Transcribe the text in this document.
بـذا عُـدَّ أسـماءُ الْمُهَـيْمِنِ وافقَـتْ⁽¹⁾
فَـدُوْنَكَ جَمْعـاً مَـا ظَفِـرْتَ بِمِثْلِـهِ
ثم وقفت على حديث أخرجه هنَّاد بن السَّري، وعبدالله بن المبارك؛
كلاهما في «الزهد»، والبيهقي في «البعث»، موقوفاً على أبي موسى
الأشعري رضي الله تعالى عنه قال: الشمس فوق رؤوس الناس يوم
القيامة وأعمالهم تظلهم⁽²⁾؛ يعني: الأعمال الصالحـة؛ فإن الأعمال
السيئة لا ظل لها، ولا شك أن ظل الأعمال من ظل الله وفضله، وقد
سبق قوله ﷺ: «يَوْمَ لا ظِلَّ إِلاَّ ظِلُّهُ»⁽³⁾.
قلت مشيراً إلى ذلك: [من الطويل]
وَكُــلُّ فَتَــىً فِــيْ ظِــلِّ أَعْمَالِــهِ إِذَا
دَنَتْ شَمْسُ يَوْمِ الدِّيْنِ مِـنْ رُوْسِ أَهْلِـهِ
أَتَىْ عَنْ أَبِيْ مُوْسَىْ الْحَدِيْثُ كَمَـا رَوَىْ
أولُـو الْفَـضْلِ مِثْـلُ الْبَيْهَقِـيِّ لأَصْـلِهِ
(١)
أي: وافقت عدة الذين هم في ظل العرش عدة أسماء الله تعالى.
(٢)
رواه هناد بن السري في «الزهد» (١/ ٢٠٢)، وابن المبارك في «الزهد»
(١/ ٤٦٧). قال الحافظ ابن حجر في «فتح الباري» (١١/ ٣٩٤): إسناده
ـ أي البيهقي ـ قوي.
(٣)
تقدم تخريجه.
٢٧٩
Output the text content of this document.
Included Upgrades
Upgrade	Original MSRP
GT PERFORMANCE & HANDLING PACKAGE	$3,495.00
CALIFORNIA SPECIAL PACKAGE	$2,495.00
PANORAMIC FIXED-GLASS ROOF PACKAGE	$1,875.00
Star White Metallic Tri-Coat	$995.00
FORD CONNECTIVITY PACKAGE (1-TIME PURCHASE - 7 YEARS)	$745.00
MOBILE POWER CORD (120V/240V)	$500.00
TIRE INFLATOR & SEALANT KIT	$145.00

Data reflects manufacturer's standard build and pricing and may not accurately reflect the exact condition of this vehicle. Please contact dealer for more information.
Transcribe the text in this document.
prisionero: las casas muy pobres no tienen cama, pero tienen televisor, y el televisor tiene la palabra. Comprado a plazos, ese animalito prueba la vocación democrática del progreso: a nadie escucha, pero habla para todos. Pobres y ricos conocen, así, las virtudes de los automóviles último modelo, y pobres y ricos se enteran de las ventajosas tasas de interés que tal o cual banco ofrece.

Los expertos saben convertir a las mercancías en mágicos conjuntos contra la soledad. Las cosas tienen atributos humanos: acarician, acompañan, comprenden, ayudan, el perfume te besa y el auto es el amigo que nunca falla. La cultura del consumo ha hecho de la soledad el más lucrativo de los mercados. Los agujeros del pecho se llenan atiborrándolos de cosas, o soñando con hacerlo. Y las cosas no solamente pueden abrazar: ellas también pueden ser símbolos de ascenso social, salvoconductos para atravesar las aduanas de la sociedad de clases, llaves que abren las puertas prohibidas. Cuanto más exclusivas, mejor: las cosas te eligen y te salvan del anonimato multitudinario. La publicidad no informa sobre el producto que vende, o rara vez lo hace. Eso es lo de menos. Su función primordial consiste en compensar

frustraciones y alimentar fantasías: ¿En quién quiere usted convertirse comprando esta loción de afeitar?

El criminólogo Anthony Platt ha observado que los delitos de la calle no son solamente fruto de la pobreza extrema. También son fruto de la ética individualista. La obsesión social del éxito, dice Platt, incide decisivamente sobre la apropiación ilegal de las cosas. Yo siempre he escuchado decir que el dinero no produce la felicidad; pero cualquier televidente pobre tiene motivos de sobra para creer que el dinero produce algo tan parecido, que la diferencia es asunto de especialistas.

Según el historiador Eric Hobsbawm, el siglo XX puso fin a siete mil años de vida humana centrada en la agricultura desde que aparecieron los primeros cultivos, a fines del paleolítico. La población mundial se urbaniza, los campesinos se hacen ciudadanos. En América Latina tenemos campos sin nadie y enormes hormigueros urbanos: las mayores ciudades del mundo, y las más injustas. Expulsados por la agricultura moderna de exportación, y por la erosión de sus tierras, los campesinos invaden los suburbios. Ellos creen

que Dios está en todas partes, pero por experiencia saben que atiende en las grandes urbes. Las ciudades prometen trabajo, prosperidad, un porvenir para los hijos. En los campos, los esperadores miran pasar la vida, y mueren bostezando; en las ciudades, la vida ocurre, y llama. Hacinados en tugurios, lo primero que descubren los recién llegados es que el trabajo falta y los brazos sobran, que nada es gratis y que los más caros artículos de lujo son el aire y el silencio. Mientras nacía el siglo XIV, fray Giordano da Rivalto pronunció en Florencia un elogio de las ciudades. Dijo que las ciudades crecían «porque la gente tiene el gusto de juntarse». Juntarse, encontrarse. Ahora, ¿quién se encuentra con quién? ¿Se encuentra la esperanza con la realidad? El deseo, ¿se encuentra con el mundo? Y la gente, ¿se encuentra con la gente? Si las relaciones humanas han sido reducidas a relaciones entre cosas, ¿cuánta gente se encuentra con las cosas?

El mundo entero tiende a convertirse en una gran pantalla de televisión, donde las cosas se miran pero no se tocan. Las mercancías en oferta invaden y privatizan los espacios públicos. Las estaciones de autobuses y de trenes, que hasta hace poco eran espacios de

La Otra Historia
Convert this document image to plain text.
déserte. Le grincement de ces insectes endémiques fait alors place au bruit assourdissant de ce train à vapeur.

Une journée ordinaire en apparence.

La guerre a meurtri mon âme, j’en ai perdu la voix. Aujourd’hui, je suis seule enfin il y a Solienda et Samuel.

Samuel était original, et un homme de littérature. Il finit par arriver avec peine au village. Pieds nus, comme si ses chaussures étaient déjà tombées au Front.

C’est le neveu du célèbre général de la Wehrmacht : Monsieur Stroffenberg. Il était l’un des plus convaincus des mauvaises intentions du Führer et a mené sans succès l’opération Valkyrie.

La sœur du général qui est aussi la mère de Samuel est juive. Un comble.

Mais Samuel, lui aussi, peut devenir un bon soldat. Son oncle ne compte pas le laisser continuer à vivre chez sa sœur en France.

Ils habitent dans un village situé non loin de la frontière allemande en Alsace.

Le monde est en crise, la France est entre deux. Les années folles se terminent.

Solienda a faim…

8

# # # #

▶ **TASK DETAILS**
In the listing, find each line with the string "convertirse" and copy it.

▶ **EXERCISE RESULT**
frustraciones y alimentar fantasías: ¿En quién quiere usted convertirse comprando esta loción de afeitar?
El mundo entero tiende a convertirse en una gran pantalla de televisión, donde las cosas se miran pero no se tocan. Las mercancías en oferta invaden y privatizan los espacios públicos. Las estaciones de autobuses y de trenes, que hasta hace poco eran espacios de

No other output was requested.